## Task prompt:
Copy out all the data, word for word.

[Records from a dataset]
- - -
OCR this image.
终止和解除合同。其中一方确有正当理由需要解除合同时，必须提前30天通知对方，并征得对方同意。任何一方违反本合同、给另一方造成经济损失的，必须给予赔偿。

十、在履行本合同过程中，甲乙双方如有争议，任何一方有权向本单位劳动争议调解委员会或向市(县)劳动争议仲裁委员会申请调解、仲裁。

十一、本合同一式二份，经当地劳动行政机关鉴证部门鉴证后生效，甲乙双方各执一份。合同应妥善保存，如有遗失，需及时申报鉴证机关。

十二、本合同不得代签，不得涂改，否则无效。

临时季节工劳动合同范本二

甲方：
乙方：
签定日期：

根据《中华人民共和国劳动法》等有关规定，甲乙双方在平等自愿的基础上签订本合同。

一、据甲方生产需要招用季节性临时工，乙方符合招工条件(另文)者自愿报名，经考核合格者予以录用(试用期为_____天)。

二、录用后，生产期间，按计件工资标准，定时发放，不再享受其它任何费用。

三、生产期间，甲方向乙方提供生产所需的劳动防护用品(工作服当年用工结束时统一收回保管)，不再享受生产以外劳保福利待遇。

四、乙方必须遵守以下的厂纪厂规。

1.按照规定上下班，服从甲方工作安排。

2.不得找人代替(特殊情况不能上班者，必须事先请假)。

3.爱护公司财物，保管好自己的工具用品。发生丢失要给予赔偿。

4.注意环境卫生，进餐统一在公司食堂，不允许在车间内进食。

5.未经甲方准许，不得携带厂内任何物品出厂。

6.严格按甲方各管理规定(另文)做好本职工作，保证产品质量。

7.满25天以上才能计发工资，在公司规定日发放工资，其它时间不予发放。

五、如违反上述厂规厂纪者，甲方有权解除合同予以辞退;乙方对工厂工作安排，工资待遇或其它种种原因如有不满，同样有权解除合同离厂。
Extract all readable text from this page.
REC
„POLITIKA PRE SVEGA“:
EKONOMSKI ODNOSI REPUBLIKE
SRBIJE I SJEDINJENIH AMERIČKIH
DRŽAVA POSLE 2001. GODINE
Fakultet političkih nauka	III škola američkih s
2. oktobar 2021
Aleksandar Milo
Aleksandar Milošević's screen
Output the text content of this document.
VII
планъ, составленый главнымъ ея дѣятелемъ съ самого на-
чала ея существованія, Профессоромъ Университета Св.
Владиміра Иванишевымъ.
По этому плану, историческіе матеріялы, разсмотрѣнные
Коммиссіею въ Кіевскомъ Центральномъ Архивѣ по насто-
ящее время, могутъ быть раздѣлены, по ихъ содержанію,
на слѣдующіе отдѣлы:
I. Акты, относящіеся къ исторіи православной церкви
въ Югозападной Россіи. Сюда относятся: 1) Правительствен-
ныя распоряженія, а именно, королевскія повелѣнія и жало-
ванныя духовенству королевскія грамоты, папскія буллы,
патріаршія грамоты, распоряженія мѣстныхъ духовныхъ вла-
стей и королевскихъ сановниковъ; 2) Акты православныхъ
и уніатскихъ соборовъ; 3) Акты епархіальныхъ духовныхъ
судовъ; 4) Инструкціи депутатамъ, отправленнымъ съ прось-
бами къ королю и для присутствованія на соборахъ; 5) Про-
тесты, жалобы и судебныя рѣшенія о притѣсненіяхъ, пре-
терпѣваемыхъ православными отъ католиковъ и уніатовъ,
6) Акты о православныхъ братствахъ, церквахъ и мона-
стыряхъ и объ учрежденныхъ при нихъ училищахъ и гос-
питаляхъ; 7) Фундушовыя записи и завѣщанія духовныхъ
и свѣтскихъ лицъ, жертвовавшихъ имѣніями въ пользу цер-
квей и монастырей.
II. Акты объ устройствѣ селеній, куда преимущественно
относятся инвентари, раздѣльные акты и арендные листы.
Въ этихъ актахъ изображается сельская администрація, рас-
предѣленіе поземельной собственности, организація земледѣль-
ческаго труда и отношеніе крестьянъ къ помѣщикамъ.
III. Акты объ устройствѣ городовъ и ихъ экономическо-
- - -
## Written response:
OCR this image.
终止和解除合同。其中一方确有正当理由需要解除合同时，必须提前30天通知对方，并征得对方同意。任何一方违反本合同、给另一方造成经济损失的，必须给予赔偿。

十、在履行本合同过程中，甲乙双方如有争议，任何一方有权向本单位劳动争议调解委员会或向市(县)劳动争议仲裁委员会申请调解、仲裁。

十一、本合同一式二份，经当地劳动行政机关鉴证部门鉴证后生效，甲乙双方各执一份。合同应妥善保存，如有遗失，需及时申报鉴证机关。

十二、本合同不得代签，不得涂改，否则无效。

临时季节工劳动合同范本二

甲方：
乙方：
签定日期：

根据《中华人民共和国劳动法》等有关规定，甲乙双方在平等自愿的基础上签订本合同。

一、据甲方生产需要招用季节性临时工，乙方符合招工条件(另文)者自愿报名，经考核合格者予以录用(试用期为_____天)。

二、录用后，生产期间，按计件工资标准，定时发放，不再享受其它任何费用。

三、生产期间，甲方向乙方提供生产所需的劳动防护用品(工作服当年用工结束时统一收回保管)，不再享受生产以外劳保福利待遇。

四、乙方必须遵守以下的厂纪厂规。

1.按照规定上下班，服从甲方工作安排。

2.不得找人代替(特殊情况不能上班者，必须事先请假)。

3.爱护公司财物，保管好自己的工具用品。发生丢失要给予赔偿。

4.注意环境卫生，进餐统一在公司食堂，不允许在车间内进食。

5.未经甲方准许，不得携带厂内任何物品出厂。

6.严格按甲方各管理规定(另文)做好本职工作，保证产品质量。

7.满25天以上才能计发工资，在公司规定日发放工资，其它时间不予发放。

五、如违反上述厂规厂纪者，甲方有权解除合同予以辞退;乙方对工厂工作安排，工资待遇或其它种种原因如有不满，同样有权解除合同离厂。
Extract all readable text from this page.
REC
„POLITIKA PRE SVEGA“:
EKONOMSKI ODNOSI REPUBLIKE
SRBIJE I SJEDINJENIH AMERIČKIH
DRŽAVA POSLE 2001. GODINE
Fakultet političkih nauka	III škola američkih s
2. oktobar 2021
Aleksandar Milo
Aleksandar Milošević's screen
Output the text content of this document.
VII
планъ, составленый главнымъ ея дѣятелемъ съ самого на-
чала ея существованія, Профессоромъ Университета Св.
Владиміра Иванишевымъ.
По этому плану, историческіе матеріялы, разсмотрѣнные
Коммиссіею въ Кіевскомъ Центральномъ Архивѣ по насто-
ящее время, могутъ быть раздѣлены, по ихъ содержанію,
на слѣдующіе отдѣлы:
I. Акты, относящіеся къ исторіи православной церкви
въ Югозападной Россіи. Сюда относятся: 1) Правительствен-
ныя распоряженія, а именно, королевскія повелѣнія и жало-
ванныя духовенству королевскія грамоты, папскія буллы,
патріаршія грамоты, распоряженія мѣстныхъ духовныхъ вла-
стей и королевскихъ сановниковъ; 2) Акты православныхъ
и уніатскихъ соборовъ; 3) Акты епархіальныхъ духовныхъ
судовъ; 4) Инструкціи депутатамъ, отправленнымъ съ прось-
бами къ королю и для присутствованія на соборахъ; 5) Про-
тесты, жалобы и судебныя рѣшенія о притѣсненіяхъ, пре-
терпѣваемыхъ православными отъ католиковъ и уніатовъ,
6) Акты о православныхъ братствахъ, церквахъ и мона-
стыряхъ и объ учрежденныхъ при нихъ училищахъ и гос-
питаляхъ; 7) Фундушовыя записи и завѣщанія духовныхъ
и свѣтскихъ лицъ, жертвовавшихъ имѣніями въ пользу цер-
квей и монастырей.
II. Акты объ устройствѣ селеній, куда преимущественно
относятся инвентари, раздѣльные акты и арендные листы.
Въ этихъ актахъ изображается сельская администрація, рас-
предѣленіе поземельной собственности, организація земледѣль-
ческаго труда и отношеніе крестьянъ къ помѣщикамъ.
III. Акты объ устройствѣ городовъ и ихъ экономическо-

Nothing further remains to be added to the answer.